Set exercise: Pull out every line with the word "fattura".
= = = =
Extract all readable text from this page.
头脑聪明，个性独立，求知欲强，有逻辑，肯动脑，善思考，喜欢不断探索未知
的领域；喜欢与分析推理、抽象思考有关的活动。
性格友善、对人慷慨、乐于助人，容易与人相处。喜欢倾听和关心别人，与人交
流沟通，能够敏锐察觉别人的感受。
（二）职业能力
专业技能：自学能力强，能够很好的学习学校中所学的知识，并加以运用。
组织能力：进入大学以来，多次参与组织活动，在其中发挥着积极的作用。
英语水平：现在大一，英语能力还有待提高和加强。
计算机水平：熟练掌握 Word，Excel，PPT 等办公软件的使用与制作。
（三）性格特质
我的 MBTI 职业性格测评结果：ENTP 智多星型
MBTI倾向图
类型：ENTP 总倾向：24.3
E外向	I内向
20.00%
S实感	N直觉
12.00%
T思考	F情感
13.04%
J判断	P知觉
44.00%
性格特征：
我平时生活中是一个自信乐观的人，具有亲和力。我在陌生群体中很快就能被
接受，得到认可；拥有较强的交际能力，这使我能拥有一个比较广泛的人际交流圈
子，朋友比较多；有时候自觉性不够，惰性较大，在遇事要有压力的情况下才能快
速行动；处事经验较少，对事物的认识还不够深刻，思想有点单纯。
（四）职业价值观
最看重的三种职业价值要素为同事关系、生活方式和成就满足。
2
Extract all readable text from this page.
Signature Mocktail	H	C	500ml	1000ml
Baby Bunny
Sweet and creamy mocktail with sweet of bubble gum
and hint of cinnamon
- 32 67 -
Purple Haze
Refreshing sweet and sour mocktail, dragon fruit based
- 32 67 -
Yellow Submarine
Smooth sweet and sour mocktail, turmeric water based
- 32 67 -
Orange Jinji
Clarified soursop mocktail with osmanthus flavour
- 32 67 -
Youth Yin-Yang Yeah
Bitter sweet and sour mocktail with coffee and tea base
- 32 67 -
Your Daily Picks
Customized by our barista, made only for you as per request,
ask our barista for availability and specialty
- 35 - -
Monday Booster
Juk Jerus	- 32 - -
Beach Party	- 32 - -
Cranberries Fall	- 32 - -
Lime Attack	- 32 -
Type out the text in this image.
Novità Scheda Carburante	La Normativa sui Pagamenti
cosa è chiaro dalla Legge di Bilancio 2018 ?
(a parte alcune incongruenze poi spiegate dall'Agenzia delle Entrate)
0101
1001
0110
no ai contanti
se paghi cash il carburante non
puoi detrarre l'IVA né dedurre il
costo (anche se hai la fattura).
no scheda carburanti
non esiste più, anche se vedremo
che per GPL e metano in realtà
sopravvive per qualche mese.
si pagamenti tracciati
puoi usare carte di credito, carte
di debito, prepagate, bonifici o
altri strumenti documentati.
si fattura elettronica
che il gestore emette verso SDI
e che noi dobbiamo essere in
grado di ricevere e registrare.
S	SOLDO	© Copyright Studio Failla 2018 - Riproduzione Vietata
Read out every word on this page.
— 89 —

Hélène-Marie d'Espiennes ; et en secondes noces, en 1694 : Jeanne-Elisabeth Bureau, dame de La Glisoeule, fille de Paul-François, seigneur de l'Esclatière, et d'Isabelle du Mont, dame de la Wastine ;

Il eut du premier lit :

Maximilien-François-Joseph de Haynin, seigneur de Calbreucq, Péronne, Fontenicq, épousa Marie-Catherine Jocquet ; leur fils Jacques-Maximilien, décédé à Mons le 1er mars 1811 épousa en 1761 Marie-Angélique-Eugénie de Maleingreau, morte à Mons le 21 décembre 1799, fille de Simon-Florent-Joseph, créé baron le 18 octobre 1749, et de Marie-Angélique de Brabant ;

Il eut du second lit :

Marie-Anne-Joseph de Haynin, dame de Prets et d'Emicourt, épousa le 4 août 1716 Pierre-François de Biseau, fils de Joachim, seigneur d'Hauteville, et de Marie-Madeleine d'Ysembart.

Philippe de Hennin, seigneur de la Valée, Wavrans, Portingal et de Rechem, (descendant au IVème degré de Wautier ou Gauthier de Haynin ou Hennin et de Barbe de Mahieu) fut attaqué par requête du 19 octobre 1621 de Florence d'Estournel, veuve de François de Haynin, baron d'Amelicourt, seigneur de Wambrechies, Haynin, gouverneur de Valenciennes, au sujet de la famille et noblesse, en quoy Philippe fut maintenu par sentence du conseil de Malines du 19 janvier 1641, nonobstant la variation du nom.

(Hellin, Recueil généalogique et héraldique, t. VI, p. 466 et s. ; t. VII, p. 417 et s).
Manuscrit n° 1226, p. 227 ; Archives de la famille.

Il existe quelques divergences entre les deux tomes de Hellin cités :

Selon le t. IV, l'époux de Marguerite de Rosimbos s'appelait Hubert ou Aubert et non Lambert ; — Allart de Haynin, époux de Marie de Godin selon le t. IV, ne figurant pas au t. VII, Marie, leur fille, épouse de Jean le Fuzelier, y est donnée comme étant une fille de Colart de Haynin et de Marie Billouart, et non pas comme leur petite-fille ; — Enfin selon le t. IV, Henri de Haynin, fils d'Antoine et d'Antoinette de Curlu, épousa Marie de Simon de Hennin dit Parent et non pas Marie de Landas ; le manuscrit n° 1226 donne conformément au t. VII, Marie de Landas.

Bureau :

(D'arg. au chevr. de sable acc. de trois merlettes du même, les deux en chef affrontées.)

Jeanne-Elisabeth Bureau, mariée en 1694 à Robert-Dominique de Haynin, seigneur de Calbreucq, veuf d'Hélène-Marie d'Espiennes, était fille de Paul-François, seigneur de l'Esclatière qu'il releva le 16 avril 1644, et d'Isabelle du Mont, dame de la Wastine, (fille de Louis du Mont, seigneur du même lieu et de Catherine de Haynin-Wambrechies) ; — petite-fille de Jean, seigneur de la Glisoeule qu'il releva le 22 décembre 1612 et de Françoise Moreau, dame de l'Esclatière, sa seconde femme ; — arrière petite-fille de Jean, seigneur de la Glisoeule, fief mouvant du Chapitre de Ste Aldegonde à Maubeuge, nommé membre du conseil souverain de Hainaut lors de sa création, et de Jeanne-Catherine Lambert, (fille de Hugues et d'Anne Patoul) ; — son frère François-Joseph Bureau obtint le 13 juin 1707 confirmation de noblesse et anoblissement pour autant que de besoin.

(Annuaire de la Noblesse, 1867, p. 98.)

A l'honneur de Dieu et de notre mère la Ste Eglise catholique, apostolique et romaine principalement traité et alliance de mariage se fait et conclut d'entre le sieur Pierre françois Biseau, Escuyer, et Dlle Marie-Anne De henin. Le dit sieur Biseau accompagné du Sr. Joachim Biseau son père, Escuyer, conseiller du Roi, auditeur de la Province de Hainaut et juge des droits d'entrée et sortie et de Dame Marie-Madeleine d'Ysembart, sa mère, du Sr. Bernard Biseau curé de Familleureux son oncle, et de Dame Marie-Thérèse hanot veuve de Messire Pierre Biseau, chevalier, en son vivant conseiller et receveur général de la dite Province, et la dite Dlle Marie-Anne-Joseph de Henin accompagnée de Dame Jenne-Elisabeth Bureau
= = = =
Exercise solution:
costo (anche se hai la fattura).
si fattura elettronica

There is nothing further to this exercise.